• PROBLEM STATEMENT: Pick out every line with the word "External" and copy it.

[Stored data]
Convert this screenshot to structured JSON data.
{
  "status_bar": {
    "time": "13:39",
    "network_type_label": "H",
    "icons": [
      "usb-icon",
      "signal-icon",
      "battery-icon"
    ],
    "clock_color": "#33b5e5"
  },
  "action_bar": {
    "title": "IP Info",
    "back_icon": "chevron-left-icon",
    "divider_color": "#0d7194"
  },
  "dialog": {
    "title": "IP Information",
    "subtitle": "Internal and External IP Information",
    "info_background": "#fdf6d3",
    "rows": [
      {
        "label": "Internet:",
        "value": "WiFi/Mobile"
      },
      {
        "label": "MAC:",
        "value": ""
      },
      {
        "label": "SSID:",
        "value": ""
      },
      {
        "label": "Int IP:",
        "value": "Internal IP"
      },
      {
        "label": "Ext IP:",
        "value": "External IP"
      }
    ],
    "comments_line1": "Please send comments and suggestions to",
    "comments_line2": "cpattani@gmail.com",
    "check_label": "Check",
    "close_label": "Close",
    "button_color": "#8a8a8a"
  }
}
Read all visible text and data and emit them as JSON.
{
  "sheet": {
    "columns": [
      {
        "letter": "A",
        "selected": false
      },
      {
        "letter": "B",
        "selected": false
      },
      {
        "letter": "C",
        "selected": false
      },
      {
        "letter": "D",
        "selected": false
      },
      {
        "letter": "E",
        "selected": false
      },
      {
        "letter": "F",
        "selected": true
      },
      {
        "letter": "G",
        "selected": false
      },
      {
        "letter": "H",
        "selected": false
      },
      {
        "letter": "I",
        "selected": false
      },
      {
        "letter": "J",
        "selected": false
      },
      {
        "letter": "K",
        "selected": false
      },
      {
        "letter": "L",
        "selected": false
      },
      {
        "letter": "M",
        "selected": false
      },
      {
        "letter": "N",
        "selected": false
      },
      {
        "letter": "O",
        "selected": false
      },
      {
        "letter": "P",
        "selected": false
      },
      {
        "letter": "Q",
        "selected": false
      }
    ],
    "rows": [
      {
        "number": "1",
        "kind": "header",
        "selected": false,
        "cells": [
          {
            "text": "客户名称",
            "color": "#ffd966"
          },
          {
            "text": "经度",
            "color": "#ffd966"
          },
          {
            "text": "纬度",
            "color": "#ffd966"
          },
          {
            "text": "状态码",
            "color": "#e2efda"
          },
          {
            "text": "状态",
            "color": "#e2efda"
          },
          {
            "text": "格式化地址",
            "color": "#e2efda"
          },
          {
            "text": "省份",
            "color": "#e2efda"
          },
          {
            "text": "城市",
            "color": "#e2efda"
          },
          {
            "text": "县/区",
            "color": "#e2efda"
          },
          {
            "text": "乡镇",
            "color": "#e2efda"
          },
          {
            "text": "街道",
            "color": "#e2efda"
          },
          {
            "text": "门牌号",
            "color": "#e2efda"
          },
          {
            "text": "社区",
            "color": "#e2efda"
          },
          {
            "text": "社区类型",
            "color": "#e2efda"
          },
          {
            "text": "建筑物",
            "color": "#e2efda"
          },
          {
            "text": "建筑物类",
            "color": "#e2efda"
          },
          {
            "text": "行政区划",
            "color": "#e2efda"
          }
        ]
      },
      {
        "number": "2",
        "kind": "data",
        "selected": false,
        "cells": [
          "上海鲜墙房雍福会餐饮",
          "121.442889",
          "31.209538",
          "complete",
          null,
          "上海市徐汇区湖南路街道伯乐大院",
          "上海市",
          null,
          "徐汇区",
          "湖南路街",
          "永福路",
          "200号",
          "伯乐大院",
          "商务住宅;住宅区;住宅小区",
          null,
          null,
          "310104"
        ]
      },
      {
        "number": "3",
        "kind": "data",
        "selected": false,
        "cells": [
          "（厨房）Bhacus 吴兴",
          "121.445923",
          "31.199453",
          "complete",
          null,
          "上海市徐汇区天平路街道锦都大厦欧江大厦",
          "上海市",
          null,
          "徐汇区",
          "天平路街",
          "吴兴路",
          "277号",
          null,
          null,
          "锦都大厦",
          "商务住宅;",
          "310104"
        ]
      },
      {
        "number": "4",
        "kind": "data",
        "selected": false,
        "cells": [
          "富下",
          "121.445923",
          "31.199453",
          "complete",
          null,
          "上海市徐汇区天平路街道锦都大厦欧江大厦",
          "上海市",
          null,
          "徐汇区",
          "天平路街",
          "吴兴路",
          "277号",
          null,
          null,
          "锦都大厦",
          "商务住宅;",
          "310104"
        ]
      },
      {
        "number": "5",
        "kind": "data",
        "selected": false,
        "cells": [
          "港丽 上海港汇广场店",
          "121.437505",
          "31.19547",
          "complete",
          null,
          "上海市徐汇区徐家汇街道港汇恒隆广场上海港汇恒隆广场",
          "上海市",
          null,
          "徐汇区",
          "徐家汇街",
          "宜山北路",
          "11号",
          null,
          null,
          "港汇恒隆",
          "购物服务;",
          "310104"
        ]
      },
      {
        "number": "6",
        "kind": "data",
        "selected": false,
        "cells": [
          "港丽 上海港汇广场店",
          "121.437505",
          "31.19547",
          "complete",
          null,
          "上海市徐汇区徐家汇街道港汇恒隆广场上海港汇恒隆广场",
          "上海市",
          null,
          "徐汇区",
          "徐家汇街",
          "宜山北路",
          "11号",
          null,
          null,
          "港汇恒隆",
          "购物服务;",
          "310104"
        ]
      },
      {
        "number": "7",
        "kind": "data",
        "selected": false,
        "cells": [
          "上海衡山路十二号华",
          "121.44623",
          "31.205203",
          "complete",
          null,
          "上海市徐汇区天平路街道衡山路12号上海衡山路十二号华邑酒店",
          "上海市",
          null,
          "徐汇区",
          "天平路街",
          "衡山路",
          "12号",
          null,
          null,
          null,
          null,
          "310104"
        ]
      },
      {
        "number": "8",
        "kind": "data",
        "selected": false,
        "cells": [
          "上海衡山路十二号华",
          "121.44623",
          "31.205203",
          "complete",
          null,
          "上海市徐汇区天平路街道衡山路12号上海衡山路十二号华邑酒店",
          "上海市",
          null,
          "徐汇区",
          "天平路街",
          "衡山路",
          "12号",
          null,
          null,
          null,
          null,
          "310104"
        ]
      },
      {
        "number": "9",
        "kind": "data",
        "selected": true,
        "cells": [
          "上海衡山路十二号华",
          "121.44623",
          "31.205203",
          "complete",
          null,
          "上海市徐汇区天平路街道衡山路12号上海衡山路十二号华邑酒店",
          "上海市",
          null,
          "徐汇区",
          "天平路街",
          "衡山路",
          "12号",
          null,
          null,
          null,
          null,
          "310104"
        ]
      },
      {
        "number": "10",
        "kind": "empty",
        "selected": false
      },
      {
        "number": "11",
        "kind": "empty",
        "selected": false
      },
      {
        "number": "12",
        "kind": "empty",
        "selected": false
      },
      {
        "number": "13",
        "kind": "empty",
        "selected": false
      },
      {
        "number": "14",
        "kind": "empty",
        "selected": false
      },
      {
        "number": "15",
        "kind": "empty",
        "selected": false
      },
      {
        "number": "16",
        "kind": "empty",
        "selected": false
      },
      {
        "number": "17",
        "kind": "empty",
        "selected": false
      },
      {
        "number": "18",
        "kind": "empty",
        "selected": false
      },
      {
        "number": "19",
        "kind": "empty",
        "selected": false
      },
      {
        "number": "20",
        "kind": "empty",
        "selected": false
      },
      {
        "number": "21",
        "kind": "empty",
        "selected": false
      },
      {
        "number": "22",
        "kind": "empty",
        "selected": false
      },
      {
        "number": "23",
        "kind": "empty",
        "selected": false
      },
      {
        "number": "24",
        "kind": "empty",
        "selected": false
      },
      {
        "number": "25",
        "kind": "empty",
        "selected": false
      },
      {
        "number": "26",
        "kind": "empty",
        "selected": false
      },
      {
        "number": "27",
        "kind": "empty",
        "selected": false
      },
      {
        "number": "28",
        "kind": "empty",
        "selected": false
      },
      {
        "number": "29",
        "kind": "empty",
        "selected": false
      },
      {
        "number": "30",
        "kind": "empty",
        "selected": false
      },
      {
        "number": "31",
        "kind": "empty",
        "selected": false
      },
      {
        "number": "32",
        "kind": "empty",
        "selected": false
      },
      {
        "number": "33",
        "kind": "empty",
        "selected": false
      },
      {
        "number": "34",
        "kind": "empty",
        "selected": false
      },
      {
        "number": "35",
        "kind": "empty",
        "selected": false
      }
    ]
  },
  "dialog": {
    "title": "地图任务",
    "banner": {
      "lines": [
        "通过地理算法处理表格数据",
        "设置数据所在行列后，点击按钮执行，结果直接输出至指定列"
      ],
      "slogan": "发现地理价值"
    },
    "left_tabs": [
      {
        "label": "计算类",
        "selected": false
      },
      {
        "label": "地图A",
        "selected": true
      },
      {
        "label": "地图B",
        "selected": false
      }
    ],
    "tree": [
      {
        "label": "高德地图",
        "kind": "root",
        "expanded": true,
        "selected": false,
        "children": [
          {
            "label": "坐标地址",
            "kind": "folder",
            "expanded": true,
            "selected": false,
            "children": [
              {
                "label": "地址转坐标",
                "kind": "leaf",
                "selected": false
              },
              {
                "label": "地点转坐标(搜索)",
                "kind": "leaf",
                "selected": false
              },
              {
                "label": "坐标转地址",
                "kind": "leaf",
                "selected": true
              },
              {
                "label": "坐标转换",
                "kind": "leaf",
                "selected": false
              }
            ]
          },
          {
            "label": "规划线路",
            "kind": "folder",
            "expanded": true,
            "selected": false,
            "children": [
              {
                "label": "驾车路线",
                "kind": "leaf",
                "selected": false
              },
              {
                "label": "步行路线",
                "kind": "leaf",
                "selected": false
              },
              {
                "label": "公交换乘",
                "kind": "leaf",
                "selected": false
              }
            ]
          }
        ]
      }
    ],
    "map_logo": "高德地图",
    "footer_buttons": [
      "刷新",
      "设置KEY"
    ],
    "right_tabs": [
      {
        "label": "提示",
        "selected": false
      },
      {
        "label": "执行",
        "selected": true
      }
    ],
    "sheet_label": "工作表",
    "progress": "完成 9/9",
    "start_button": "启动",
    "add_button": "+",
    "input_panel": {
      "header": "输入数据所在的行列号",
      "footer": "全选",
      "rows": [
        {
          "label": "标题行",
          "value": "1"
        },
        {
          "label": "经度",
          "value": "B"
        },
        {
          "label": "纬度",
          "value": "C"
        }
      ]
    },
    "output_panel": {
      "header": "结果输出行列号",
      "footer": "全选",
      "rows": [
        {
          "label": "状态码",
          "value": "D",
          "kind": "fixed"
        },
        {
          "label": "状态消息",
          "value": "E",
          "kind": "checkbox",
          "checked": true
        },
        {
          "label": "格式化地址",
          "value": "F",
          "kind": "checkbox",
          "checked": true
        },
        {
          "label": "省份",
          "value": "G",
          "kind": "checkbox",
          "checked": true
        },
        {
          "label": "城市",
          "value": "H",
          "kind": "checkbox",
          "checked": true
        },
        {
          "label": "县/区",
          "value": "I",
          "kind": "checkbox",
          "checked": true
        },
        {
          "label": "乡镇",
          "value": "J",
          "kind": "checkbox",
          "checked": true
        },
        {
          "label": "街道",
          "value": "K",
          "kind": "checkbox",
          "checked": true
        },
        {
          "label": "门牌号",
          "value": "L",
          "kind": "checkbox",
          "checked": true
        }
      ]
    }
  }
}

• EXERCISE RESPONSE:
    "subtitle": "Internal and External IP Information",
        "value": "External IP"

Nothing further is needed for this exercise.